*Written exercise:*
Check every line of the data below for the string "budgeting", and copy the ones that hold it.

Rows from a dataset
— BEGIN —

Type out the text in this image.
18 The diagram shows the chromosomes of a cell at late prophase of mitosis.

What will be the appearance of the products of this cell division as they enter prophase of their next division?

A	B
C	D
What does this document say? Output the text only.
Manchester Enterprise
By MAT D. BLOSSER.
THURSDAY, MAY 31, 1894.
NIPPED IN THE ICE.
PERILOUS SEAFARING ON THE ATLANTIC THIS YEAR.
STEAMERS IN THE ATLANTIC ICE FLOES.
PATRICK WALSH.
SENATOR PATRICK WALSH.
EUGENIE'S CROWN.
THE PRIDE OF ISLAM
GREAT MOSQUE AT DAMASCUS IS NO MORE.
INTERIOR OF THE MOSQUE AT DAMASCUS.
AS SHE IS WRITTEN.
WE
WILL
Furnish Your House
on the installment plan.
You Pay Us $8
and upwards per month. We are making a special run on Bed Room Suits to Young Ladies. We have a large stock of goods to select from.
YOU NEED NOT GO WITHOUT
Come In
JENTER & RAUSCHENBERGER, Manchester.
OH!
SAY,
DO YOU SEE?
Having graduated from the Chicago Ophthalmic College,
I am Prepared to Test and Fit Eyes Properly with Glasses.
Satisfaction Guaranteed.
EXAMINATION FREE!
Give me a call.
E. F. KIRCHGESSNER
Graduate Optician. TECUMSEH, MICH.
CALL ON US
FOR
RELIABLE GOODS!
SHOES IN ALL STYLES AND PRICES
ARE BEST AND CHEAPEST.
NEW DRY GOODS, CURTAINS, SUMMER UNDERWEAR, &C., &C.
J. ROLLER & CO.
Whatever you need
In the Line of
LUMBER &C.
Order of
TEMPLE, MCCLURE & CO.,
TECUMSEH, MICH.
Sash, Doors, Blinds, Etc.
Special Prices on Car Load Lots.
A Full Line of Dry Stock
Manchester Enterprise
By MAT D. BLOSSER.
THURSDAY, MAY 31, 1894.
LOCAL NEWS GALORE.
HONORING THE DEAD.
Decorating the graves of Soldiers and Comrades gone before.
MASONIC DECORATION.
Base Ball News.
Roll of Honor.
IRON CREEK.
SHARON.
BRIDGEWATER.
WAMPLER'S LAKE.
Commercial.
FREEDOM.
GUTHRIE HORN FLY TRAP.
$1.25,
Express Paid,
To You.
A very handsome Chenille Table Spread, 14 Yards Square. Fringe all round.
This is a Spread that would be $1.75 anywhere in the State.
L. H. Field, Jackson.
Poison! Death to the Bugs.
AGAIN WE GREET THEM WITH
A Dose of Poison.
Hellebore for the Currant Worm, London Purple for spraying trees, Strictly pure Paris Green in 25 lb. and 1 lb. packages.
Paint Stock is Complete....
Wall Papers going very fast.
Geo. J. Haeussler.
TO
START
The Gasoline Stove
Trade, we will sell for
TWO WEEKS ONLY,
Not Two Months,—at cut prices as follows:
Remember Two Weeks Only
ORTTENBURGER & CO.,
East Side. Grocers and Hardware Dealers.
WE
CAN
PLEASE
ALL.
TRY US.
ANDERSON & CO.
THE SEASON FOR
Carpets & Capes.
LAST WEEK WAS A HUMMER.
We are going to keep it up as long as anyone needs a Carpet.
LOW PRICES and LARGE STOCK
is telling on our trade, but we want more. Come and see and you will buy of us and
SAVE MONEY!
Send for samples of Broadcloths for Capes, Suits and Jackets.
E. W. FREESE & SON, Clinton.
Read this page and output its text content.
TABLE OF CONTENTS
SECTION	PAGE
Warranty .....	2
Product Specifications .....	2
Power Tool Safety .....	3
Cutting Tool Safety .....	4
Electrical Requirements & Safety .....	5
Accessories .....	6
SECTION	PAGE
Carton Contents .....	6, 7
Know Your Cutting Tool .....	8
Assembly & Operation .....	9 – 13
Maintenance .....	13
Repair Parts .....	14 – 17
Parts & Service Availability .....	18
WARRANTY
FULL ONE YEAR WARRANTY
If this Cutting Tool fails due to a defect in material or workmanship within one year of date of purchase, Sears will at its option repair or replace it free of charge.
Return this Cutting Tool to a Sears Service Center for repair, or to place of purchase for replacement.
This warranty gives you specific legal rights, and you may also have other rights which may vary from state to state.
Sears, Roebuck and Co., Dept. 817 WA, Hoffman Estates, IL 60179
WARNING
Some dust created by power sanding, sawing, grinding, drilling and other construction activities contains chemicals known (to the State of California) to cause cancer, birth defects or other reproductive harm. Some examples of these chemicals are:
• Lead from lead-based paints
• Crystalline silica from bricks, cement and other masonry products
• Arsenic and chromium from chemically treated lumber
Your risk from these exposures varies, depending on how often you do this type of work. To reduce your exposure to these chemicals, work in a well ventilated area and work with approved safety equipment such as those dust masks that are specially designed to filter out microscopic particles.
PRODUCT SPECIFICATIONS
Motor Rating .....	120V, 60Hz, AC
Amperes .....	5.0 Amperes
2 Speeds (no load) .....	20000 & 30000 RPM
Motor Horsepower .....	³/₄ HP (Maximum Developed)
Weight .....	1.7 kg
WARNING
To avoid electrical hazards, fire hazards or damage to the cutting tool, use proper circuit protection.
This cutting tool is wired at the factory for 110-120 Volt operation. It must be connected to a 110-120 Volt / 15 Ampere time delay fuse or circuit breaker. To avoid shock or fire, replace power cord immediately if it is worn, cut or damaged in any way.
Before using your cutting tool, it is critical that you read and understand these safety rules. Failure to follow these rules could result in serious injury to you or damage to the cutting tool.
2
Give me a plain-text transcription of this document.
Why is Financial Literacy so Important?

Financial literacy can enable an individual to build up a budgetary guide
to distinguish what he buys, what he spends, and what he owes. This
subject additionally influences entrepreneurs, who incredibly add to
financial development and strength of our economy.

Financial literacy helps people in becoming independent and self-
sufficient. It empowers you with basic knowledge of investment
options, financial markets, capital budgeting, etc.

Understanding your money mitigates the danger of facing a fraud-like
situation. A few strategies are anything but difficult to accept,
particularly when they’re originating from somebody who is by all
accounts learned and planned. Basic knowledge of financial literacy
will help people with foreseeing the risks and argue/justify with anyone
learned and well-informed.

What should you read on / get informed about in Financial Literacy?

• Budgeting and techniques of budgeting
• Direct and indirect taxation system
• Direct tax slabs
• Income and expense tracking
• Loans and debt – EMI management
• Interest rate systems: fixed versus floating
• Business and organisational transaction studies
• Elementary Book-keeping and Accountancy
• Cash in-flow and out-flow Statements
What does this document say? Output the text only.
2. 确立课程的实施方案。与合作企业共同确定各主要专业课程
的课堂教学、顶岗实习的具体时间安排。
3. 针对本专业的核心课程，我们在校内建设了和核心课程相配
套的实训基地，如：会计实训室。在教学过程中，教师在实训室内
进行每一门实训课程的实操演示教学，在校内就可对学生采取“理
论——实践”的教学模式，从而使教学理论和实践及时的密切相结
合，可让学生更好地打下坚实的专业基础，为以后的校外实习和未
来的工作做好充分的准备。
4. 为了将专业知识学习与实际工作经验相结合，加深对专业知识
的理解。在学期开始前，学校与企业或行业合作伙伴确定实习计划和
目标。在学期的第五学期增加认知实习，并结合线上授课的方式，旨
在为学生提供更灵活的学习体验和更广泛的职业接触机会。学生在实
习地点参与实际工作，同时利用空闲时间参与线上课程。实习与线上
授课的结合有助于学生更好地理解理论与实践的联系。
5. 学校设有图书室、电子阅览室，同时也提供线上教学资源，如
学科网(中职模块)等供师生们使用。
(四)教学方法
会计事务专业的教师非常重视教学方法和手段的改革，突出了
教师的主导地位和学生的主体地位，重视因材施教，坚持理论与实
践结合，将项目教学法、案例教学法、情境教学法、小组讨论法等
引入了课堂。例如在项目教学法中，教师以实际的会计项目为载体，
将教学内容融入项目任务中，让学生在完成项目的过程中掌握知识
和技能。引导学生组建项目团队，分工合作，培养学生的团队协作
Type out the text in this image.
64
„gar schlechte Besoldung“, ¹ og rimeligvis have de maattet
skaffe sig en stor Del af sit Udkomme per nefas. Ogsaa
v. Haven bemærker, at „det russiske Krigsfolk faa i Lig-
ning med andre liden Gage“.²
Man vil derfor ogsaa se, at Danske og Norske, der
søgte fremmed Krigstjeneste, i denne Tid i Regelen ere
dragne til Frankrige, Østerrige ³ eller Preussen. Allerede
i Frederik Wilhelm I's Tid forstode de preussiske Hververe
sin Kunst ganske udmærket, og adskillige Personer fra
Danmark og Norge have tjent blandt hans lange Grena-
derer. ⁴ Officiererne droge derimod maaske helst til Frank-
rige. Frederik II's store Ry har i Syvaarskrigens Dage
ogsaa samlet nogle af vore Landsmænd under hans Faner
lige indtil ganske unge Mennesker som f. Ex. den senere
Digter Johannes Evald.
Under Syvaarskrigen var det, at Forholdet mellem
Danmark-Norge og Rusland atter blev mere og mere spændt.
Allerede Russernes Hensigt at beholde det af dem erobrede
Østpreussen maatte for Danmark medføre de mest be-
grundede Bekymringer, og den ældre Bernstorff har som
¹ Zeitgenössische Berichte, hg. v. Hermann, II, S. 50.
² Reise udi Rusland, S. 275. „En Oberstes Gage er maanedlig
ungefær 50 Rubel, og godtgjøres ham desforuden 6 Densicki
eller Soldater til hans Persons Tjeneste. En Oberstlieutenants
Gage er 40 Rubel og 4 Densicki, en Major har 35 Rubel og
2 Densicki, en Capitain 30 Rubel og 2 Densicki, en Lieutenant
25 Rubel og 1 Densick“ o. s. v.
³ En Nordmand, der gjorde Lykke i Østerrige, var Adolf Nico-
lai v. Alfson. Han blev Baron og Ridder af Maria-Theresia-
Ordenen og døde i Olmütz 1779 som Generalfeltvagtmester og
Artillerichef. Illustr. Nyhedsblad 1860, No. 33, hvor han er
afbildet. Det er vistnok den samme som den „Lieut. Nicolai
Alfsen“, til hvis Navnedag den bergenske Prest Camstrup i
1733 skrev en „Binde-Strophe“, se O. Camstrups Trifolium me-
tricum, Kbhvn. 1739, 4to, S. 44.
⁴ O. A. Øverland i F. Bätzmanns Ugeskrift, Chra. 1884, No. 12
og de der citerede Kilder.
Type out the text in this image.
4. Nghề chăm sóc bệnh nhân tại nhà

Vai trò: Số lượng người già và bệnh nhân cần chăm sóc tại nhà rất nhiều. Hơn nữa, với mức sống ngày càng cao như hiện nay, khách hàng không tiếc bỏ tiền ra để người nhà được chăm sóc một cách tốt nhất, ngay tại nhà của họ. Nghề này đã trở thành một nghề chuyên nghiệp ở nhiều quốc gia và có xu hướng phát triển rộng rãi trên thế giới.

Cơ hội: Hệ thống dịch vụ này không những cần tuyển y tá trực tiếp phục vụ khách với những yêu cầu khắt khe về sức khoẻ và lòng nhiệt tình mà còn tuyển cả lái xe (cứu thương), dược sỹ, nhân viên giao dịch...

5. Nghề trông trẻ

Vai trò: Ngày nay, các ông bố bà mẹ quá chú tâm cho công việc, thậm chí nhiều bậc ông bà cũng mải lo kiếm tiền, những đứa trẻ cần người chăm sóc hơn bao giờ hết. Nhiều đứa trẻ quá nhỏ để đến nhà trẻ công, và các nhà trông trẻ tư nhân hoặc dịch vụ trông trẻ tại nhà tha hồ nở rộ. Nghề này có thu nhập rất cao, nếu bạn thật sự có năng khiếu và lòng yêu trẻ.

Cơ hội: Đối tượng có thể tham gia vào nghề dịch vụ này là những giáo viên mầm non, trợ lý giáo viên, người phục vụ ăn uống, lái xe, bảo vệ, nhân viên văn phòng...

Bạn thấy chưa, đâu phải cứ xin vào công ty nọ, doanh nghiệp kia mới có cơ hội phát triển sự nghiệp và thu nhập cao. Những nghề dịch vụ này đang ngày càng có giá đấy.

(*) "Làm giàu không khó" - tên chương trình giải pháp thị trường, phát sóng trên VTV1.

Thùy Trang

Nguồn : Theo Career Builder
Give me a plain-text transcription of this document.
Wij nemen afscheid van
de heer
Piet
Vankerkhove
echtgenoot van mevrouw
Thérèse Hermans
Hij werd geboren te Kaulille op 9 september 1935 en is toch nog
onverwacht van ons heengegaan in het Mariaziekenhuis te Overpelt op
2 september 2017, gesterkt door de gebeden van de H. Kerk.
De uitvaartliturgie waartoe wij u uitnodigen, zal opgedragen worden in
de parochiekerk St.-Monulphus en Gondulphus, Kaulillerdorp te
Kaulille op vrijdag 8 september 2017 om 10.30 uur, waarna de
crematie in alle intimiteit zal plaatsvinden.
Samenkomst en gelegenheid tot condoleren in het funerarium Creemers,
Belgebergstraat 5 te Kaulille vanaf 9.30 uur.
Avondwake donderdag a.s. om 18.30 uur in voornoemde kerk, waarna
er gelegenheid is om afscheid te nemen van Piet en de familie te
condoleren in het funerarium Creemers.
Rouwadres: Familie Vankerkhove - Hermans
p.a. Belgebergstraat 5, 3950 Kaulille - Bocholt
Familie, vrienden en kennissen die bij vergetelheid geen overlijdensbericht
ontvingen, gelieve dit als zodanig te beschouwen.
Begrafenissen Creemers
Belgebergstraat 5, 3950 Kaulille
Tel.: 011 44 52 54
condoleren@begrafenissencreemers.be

— END —

*Result below:*
options, financial markets, capital budgeting, etc.
• Budgeting and techniques of budgeting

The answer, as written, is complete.